▶ _Required work_
Copy the records word for word, from the first line up to and including the line that contains "227, 323, 251]".

Listings of boxed layout items:
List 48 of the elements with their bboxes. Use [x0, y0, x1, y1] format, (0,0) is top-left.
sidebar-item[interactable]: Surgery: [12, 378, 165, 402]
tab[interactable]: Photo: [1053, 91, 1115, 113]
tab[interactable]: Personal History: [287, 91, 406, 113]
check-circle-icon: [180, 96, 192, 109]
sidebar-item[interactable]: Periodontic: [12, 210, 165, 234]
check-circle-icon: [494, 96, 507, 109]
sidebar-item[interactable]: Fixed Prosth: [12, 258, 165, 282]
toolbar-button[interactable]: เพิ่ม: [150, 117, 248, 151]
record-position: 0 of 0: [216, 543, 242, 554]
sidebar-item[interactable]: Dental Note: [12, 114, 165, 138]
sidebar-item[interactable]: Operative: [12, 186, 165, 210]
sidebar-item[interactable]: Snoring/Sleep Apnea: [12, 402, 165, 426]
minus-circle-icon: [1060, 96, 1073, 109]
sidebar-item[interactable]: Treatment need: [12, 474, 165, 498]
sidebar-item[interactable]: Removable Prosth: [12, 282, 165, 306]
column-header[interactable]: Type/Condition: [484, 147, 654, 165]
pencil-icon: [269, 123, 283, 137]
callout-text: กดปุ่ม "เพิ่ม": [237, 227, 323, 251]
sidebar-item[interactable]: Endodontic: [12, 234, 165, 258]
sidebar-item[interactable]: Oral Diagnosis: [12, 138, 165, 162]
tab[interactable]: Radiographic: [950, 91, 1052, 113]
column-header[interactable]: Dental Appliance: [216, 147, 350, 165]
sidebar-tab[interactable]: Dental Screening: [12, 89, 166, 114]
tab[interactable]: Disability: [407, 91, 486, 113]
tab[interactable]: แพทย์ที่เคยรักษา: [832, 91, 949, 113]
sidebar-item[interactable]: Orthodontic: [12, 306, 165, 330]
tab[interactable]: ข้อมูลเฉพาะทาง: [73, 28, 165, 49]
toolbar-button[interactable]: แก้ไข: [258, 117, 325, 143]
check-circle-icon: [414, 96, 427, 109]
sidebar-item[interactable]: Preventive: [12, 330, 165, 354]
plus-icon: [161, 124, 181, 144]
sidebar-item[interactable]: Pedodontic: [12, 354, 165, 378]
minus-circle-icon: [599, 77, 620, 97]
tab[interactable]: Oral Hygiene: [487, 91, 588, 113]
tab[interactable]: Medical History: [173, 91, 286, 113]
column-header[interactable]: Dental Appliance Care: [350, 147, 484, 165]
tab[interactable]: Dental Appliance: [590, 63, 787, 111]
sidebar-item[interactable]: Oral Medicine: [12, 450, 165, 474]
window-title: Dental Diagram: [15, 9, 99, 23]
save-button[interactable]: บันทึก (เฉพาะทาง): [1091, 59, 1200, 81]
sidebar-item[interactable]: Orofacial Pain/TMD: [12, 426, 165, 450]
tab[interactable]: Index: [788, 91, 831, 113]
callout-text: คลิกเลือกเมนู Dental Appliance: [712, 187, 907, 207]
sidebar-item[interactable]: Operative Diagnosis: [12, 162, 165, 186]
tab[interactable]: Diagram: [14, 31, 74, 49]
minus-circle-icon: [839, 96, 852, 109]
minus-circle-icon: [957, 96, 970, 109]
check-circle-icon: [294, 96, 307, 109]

▶ _Output for this task_
List 48 of the elements with their bboxes. Use [x0, y0, x1, y1] format, (0,0) is top-left.
sidebar-item[interactable]: Surgery: [12, 378, 165, 402]
tab[interactable]: Photo: [1053, 91, 1115, 113]
tab[interactable]: Personal History: [287, 91, 406, 113]
check-circle-icon: [180, 96, 192, 109]
sidebar-item[interactable]: Periodontic: [12, 210, 165, 234]
check-circle-icon: [494, 96, 507, 109]
sidebar-item[interactable]: Fixed Prosth: [12, 258, 165, 282]
toolbar-button[interactable]: เพิ่ม: [150, 117, 248, 151]
record-position: 0 of 0: [216, 543, 242, 554]
sidebar-item[interactable]: Dental Note: [12, 114, 165, 138]
sidebar-item[interactable]: Operative: [12, 186, 165, 210]
sidebar-item[interactable]: Snoring/Sleep Apnea: [12, 402, 165, 426]
minus-circle-icon: [1060, 96, 1073, 109]
sidebar-item[interactable]: Treatment need: [12, 474, 165, 498]
sidebar-item[interactable]: Removable Prosth: [12, 282, 165, 306]
column-header[interactable]: Type/Condition: [484, 147, 654, 165]
pencil-icon: [269, 123, 283, 137]
callout-text: กดปุ่ม "เพิ่ม": [237, 227, 323, 251]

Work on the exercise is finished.